[Figure record extracts]
════════════════
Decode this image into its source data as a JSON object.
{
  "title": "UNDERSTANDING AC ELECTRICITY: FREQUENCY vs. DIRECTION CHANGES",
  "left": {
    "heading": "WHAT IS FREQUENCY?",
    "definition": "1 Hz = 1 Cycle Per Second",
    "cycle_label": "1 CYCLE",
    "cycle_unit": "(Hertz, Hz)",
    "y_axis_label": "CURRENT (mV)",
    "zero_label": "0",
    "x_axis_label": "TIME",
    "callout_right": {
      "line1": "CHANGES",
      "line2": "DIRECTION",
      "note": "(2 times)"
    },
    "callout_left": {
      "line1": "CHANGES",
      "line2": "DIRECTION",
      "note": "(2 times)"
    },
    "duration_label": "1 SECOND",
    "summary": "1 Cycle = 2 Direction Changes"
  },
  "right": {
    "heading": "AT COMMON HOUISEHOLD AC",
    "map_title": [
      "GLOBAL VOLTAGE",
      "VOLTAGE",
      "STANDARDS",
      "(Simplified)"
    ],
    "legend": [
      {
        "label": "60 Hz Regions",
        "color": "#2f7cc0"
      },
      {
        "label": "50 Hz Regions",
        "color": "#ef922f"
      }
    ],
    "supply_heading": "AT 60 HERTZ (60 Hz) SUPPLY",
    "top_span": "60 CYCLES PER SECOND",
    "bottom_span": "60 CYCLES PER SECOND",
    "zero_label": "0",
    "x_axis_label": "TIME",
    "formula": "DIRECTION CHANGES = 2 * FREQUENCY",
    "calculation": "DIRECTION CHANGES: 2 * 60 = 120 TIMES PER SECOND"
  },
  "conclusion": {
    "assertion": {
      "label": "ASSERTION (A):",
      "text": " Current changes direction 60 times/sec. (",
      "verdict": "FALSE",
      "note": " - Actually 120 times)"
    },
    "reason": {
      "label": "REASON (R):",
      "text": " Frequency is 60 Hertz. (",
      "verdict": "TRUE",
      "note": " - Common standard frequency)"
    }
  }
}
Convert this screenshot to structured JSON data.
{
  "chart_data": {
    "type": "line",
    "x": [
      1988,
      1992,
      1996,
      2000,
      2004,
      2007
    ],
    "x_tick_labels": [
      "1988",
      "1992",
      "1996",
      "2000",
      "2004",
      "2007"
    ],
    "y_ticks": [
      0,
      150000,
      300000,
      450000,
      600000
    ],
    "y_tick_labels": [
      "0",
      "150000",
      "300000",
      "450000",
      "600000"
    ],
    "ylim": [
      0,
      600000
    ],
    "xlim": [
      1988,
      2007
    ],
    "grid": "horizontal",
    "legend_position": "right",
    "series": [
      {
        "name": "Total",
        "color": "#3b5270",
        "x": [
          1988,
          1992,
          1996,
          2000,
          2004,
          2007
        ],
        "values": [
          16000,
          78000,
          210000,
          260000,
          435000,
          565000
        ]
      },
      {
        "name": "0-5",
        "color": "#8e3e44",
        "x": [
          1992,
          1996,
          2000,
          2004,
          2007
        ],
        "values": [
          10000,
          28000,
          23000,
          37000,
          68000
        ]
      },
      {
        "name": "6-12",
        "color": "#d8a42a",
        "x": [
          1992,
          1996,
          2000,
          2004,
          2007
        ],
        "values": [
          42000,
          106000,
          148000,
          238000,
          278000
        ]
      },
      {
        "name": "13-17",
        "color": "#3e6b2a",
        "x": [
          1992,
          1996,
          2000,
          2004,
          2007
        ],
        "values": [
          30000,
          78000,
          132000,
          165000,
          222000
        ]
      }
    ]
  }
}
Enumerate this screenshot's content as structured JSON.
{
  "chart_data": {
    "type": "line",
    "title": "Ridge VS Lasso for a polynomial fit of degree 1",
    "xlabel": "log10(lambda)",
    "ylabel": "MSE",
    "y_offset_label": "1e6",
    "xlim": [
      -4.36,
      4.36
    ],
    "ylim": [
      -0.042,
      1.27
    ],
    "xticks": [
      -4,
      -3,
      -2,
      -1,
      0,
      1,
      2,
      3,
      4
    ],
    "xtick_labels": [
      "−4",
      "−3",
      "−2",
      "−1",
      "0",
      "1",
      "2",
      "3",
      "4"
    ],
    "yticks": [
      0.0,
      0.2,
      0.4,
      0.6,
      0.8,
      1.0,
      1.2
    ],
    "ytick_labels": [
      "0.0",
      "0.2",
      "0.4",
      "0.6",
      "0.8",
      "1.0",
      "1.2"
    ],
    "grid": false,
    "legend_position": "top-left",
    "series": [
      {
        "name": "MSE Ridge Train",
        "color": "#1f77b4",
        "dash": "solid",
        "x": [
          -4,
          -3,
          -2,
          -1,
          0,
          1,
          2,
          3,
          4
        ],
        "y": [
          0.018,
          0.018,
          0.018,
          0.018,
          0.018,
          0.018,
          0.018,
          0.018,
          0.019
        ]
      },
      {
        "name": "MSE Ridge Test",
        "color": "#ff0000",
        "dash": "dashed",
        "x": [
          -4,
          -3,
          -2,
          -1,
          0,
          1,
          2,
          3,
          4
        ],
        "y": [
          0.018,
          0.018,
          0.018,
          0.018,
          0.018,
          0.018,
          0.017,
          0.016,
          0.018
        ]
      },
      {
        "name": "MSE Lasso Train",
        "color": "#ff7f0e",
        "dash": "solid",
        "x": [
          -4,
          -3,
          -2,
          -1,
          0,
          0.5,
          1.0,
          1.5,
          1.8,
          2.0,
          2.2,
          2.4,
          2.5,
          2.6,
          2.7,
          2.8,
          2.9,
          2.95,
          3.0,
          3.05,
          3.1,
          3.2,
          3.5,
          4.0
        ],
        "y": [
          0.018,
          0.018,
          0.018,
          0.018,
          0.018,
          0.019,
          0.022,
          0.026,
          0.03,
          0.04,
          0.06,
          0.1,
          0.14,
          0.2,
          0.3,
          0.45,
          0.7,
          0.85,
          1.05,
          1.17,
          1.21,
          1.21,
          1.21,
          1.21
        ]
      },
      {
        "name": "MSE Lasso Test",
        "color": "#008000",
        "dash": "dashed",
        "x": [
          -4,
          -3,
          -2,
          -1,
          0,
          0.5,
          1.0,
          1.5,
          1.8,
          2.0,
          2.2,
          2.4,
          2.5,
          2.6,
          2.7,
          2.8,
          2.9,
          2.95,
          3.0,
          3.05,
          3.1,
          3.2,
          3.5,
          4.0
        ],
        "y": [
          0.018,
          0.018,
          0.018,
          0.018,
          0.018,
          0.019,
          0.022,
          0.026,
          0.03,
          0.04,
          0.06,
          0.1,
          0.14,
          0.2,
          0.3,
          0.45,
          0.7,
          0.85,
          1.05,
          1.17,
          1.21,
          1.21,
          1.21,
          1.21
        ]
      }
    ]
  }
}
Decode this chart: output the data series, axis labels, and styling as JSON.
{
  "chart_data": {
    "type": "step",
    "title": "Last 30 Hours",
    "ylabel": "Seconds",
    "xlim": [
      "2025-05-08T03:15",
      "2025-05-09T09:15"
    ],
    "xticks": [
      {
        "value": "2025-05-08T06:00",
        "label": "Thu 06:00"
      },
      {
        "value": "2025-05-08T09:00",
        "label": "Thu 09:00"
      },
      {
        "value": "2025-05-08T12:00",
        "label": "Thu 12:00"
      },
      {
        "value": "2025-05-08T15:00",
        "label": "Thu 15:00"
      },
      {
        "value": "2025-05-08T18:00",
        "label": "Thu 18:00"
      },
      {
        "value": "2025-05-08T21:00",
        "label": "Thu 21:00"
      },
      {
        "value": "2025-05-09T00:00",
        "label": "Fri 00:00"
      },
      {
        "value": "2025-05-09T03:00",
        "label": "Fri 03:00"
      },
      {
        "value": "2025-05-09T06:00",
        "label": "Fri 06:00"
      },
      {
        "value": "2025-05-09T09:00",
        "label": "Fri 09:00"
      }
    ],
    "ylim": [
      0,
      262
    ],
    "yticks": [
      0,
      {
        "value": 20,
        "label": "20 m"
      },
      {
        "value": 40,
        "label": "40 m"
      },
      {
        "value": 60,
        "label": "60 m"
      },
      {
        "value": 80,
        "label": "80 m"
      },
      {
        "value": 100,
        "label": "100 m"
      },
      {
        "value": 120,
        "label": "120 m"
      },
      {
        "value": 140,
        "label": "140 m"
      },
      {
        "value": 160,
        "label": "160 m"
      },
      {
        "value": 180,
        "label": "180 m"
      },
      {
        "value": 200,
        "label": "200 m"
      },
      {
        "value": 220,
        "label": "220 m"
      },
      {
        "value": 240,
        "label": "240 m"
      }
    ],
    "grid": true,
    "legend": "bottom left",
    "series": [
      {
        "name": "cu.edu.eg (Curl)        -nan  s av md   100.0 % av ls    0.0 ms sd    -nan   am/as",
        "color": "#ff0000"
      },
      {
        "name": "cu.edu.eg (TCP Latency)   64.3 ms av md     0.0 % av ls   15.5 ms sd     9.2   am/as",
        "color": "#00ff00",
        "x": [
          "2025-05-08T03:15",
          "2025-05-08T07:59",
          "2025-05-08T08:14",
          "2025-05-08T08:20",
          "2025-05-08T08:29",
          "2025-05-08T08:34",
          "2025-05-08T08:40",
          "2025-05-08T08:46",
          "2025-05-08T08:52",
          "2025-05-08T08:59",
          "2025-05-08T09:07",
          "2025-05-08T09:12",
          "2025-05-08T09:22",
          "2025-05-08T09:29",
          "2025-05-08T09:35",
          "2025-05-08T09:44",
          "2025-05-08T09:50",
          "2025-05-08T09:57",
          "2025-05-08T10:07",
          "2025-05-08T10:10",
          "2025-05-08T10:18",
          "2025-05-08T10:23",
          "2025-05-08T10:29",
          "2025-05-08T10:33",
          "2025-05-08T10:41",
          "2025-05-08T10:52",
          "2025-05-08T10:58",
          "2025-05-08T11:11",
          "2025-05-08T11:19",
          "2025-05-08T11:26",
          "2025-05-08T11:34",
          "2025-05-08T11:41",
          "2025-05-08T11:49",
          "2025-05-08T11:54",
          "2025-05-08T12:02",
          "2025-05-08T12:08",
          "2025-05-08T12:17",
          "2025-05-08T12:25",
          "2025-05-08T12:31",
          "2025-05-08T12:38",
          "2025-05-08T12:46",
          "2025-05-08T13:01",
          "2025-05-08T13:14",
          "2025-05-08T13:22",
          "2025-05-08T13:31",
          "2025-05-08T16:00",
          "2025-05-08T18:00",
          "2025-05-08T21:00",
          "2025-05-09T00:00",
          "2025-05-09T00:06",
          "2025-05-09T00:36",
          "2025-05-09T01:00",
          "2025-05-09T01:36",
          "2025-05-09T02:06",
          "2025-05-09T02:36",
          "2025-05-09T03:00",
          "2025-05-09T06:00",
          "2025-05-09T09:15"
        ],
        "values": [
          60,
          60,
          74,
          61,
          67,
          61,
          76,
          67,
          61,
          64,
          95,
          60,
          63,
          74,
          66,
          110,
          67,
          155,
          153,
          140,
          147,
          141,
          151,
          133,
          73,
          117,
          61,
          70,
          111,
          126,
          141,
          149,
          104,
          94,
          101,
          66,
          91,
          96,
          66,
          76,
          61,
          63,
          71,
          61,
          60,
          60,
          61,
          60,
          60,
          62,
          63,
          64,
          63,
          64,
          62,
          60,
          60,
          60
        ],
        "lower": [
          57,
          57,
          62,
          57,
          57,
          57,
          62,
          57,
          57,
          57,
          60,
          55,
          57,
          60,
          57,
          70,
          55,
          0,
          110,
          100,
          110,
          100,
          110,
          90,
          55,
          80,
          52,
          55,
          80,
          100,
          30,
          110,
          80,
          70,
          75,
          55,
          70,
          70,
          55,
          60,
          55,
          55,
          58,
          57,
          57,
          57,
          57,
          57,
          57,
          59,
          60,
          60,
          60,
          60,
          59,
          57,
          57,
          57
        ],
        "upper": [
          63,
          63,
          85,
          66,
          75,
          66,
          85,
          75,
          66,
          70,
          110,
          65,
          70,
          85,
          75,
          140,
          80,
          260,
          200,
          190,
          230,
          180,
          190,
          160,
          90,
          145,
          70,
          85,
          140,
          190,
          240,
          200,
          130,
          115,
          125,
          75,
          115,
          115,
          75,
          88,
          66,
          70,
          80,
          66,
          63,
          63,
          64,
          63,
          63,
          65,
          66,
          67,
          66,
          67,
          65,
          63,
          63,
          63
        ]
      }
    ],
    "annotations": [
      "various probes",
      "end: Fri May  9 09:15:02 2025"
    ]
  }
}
════════════════
Choose all lines containing the string "note" and copy them out.

      "note": "(2 times)"
      "note": "(2 times)"
      "note": " - Actually 120 times)"
      "note": " - Common standard frequency)"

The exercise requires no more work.